Objective: Find each line holding the word "impregnation" and give the total alone.

Records:

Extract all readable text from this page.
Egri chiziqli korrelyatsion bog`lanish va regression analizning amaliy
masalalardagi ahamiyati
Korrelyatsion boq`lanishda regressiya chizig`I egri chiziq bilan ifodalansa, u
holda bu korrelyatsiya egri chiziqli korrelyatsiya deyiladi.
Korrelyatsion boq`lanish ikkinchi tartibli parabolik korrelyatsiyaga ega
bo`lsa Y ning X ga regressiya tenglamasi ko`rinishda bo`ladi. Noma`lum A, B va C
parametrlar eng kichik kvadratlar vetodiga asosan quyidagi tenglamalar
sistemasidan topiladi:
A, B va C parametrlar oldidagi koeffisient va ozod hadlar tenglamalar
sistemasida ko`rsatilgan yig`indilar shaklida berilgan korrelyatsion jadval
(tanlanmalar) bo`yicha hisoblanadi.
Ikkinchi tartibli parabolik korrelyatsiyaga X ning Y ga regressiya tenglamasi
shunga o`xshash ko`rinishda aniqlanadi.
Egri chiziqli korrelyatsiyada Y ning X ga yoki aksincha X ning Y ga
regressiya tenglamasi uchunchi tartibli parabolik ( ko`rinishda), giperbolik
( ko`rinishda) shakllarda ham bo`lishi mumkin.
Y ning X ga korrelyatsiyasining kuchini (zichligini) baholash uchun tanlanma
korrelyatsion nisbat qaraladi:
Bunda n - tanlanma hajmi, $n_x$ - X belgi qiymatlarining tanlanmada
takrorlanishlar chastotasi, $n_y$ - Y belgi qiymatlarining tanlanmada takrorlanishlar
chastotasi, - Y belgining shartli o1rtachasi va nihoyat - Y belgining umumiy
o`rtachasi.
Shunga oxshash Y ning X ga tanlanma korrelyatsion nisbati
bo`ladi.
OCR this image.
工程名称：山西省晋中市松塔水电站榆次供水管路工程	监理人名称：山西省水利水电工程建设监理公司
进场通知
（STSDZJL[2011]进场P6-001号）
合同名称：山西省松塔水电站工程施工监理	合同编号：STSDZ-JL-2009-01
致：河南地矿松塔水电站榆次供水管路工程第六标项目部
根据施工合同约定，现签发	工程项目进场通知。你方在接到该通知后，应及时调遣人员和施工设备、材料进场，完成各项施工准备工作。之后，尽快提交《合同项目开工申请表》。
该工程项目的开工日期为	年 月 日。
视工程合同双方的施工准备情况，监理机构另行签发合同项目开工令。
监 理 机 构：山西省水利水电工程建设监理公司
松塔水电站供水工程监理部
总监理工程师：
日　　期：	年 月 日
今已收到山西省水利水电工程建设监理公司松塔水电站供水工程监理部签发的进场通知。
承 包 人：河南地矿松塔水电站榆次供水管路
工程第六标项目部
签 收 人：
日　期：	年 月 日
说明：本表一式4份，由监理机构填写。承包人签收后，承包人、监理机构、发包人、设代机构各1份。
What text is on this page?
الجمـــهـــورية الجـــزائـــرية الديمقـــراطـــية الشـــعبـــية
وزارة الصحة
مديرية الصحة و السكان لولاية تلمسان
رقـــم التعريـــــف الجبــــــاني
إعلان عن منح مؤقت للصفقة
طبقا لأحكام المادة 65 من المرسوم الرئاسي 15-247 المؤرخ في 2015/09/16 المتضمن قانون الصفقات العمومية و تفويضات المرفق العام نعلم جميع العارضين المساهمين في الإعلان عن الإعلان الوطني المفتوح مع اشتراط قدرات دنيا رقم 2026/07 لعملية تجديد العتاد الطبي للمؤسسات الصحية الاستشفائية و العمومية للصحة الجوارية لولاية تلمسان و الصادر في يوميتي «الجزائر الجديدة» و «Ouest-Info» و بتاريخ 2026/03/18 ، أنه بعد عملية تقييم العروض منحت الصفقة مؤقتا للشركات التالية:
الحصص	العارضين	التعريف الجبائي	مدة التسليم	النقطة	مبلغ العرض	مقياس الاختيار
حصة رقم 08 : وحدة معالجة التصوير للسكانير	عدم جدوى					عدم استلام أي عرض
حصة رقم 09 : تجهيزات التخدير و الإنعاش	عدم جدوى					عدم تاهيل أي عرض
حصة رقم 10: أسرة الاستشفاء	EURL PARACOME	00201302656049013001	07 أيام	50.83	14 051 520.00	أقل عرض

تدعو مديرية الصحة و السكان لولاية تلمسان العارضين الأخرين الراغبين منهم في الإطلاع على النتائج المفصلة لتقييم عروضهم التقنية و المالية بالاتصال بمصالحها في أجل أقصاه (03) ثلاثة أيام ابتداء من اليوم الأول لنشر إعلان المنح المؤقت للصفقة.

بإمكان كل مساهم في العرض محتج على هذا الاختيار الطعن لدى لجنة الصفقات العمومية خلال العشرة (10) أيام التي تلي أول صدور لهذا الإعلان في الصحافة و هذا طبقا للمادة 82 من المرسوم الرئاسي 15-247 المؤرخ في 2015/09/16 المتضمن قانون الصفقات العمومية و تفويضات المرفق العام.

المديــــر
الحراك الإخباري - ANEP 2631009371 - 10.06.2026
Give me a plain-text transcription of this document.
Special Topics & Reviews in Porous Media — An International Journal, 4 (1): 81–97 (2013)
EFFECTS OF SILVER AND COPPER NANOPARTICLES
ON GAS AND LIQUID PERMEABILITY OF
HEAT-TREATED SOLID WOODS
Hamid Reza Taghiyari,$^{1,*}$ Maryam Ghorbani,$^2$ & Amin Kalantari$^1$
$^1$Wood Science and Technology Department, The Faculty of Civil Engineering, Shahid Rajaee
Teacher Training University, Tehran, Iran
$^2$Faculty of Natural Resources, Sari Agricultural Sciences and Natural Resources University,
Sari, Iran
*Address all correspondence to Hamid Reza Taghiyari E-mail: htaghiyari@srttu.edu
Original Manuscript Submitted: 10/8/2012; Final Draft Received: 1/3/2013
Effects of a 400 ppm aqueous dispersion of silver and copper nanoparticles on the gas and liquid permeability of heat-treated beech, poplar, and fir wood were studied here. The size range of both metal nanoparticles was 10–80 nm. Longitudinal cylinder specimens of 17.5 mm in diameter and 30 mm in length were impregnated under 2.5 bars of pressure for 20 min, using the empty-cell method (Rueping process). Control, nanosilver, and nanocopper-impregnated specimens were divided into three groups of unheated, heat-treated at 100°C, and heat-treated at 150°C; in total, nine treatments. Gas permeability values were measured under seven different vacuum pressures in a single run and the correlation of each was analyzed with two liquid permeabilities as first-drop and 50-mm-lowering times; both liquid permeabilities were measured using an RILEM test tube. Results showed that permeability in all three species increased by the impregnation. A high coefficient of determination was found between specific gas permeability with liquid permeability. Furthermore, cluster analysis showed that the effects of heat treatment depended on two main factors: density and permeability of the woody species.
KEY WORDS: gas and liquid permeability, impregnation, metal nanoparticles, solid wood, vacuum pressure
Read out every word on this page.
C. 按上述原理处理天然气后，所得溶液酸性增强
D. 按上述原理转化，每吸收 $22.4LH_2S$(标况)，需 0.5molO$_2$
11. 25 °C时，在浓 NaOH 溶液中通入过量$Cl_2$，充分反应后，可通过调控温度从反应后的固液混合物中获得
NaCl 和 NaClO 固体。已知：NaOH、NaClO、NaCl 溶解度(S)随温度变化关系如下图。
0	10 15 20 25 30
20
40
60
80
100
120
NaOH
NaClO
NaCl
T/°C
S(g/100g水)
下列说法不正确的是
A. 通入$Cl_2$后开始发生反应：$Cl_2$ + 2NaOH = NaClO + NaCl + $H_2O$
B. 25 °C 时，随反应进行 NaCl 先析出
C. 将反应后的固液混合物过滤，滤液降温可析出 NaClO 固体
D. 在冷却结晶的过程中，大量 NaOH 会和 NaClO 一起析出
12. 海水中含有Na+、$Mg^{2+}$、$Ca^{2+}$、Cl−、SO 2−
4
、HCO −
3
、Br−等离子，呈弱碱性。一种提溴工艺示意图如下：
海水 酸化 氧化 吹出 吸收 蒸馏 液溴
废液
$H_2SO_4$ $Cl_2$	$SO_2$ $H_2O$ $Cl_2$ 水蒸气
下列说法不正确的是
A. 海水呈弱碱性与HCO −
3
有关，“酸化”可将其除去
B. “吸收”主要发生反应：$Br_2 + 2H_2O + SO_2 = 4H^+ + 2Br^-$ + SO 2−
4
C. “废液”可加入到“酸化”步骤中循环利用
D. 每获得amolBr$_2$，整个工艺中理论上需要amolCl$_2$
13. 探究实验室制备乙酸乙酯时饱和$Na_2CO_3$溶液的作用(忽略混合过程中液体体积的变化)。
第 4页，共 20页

Response to this exercise: 2